----- DATASET EXTRACT

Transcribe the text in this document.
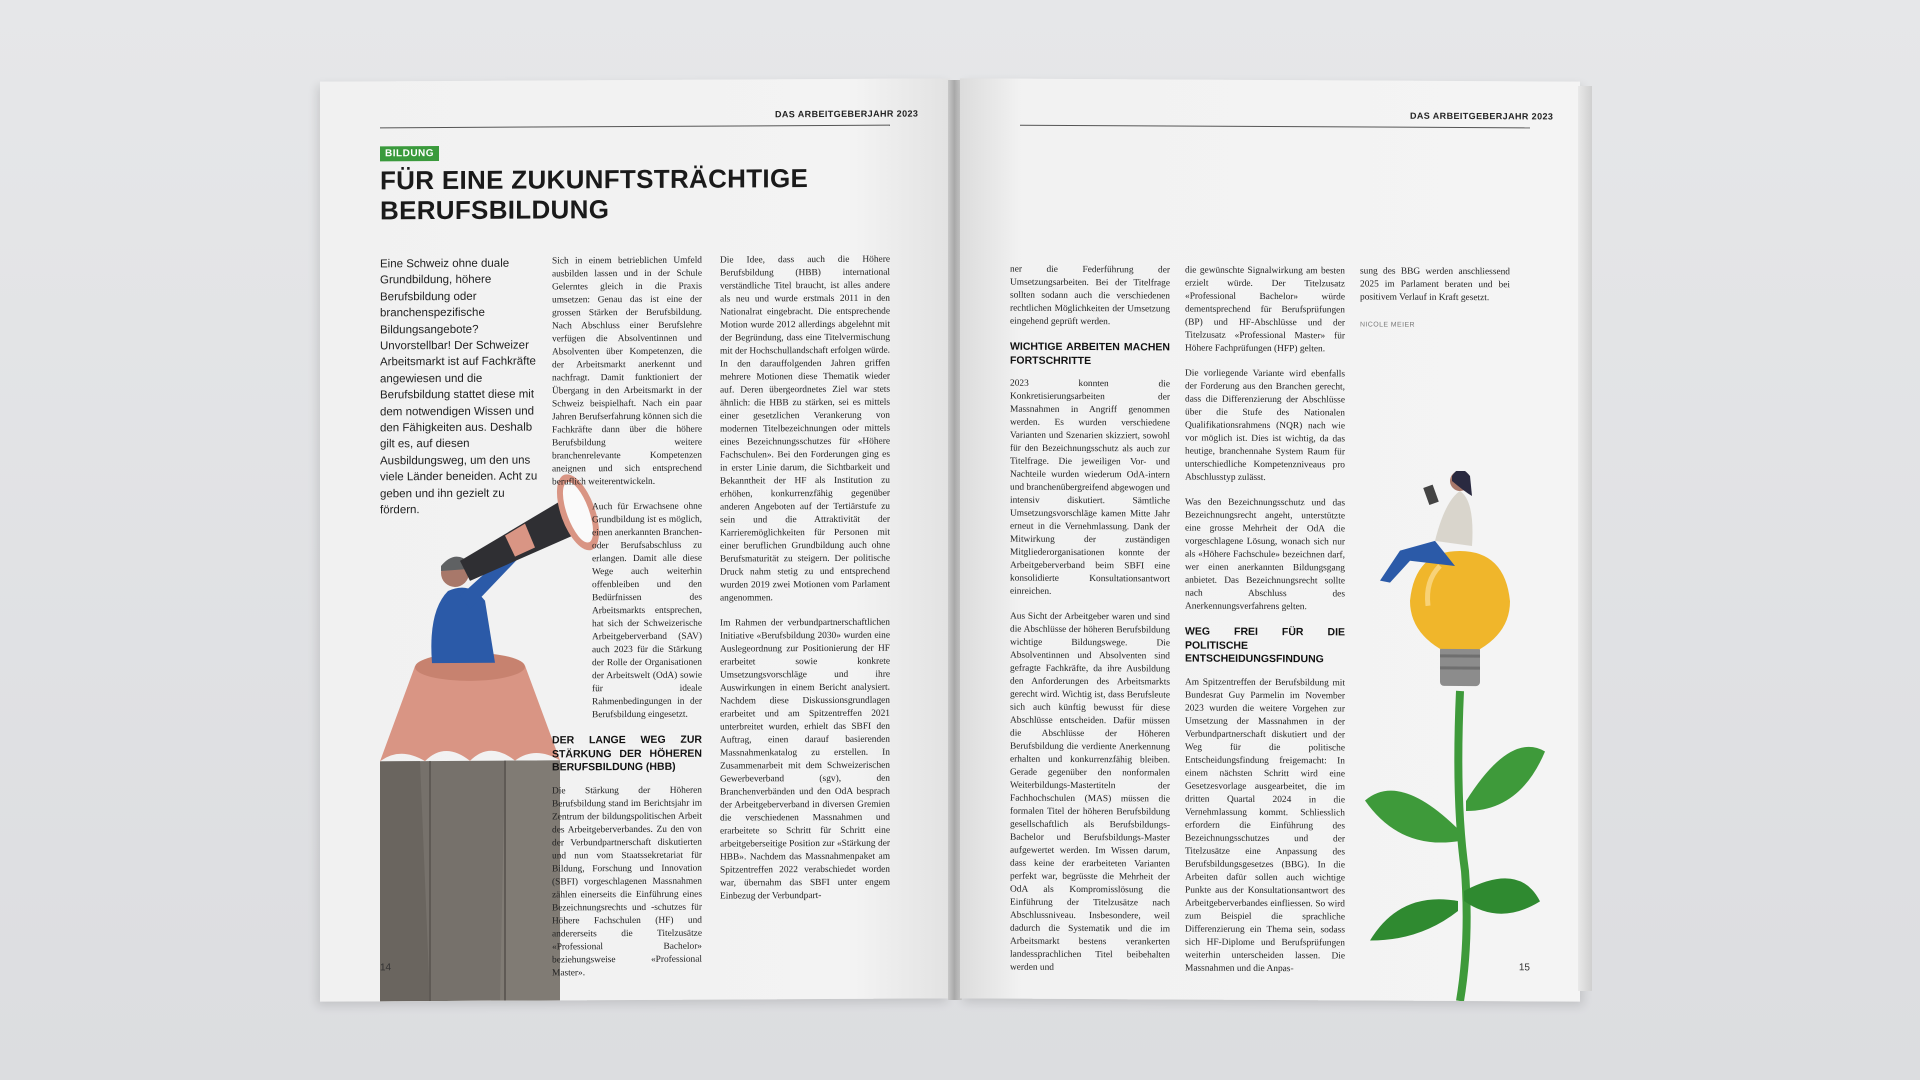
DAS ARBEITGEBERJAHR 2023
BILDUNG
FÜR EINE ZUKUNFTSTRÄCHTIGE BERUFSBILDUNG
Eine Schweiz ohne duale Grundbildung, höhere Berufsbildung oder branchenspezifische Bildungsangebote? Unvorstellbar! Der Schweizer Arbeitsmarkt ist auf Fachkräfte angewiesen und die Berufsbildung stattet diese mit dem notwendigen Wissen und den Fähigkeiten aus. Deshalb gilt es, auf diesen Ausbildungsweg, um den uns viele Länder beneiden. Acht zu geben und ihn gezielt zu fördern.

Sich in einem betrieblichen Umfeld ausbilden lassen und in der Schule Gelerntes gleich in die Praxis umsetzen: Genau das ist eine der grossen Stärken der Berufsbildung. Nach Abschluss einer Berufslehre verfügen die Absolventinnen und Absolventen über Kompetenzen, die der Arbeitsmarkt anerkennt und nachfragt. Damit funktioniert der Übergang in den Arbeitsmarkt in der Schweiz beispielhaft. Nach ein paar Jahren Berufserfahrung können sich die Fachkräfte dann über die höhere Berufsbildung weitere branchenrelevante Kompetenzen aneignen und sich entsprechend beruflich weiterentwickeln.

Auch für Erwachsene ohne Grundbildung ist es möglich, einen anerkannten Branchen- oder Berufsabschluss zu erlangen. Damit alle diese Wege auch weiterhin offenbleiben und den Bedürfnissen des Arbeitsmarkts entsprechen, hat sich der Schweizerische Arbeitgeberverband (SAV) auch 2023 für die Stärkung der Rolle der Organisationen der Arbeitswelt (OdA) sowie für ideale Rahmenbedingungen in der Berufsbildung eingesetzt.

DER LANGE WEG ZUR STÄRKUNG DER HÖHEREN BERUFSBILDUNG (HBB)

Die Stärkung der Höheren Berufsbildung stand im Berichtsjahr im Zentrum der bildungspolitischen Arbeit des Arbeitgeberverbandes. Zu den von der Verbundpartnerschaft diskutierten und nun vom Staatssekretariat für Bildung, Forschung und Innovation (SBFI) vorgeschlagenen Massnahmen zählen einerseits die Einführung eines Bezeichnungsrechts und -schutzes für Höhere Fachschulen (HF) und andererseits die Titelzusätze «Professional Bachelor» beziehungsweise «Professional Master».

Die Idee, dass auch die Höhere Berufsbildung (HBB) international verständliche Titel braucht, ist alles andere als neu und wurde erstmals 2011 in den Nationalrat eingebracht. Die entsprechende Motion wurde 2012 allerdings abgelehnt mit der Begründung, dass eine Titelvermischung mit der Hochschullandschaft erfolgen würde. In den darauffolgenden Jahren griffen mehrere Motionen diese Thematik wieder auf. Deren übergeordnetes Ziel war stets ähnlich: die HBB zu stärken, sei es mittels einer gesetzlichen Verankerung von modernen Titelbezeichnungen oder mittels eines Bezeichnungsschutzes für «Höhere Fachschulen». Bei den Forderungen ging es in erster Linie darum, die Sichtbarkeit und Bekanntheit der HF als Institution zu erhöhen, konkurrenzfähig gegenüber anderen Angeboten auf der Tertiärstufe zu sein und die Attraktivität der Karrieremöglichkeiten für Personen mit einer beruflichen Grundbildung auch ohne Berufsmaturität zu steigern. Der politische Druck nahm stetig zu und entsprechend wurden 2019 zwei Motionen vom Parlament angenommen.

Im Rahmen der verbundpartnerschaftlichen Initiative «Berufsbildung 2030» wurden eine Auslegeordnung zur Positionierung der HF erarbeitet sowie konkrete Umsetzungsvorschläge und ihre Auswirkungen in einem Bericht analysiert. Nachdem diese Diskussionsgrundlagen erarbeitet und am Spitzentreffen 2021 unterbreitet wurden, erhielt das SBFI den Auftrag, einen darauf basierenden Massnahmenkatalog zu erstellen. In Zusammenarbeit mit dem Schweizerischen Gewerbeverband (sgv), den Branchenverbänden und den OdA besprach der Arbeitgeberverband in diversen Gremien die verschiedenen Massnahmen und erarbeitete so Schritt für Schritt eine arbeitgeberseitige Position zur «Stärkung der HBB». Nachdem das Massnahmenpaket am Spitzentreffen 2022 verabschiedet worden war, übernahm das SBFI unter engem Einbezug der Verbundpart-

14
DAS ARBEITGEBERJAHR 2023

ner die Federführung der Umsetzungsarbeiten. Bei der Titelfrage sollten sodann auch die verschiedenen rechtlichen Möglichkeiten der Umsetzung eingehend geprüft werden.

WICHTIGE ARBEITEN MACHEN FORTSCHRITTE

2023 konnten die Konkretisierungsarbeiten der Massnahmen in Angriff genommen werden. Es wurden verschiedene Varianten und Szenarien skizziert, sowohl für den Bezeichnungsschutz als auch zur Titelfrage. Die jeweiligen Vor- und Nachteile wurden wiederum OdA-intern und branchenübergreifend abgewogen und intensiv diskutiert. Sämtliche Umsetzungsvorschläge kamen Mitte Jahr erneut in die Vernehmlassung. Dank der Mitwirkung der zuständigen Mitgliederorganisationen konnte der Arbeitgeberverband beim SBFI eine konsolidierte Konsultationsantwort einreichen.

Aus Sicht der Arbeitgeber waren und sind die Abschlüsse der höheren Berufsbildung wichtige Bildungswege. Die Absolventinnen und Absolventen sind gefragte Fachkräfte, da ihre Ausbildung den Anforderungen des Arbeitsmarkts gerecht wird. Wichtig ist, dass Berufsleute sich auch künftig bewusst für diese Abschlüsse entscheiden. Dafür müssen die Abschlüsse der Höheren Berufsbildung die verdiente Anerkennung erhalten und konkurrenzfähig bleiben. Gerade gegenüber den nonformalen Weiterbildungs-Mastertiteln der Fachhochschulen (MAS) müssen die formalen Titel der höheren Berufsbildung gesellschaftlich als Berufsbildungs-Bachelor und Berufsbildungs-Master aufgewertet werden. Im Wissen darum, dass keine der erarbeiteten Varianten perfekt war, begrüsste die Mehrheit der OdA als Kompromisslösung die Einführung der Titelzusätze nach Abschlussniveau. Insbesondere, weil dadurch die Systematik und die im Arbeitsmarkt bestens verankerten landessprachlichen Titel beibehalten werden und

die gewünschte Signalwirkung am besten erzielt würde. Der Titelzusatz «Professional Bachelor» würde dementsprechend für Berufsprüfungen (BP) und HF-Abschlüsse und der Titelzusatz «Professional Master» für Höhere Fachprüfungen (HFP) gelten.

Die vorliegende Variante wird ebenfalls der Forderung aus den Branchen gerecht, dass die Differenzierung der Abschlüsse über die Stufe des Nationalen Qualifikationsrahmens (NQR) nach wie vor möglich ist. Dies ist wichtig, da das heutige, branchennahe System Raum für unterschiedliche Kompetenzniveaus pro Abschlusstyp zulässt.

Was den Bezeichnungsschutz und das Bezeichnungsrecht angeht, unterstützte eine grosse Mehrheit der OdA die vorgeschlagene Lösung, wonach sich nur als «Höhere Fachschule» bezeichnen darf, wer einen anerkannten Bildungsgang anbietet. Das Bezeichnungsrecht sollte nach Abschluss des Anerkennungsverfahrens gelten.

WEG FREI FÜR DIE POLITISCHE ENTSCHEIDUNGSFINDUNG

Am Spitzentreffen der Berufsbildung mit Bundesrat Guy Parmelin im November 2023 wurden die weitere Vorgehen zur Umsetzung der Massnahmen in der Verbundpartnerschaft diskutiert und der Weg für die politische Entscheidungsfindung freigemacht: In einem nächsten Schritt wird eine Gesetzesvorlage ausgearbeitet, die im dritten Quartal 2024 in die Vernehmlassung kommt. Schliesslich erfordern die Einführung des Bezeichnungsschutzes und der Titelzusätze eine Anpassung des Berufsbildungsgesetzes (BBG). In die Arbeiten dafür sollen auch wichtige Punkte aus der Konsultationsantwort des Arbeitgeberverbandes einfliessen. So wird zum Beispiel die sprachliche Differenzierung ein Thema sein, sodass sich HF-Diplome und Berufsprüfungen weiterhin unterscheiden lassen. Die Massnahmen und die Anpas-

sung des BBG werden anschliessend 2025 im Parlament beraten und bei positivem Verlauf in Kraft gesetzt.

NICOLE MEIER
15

----------

(WHAT YOU WILL DO): Please return all lines from the records that hold the word "gelten".

(RESULT BELOW):
die gewünschte Signalwirkung am besten erzielt würde. Der Titelzusatz «Professional Bachelor» würde dementsprechend für Berufsprüfungen (BP) und HF-Abschlüsse und der Titelzusatz «Professional Master» für Höhere Fachprüfungen (HFP) gelten.
Was den Bezeichnungsschutz und das Bezeichnungsrecht angeht, unterstützte eine grosse Mehrheit der OdA die vorgeschlagene Lösung, wonach sich nur als «Höhere Fachschule» bezeichnen darf, wer einen anerkannten Bildungsgang anbietet. Das Bezeichnungsrecht sollte nach Abschluss des Anerkennungsverfahrens gelten.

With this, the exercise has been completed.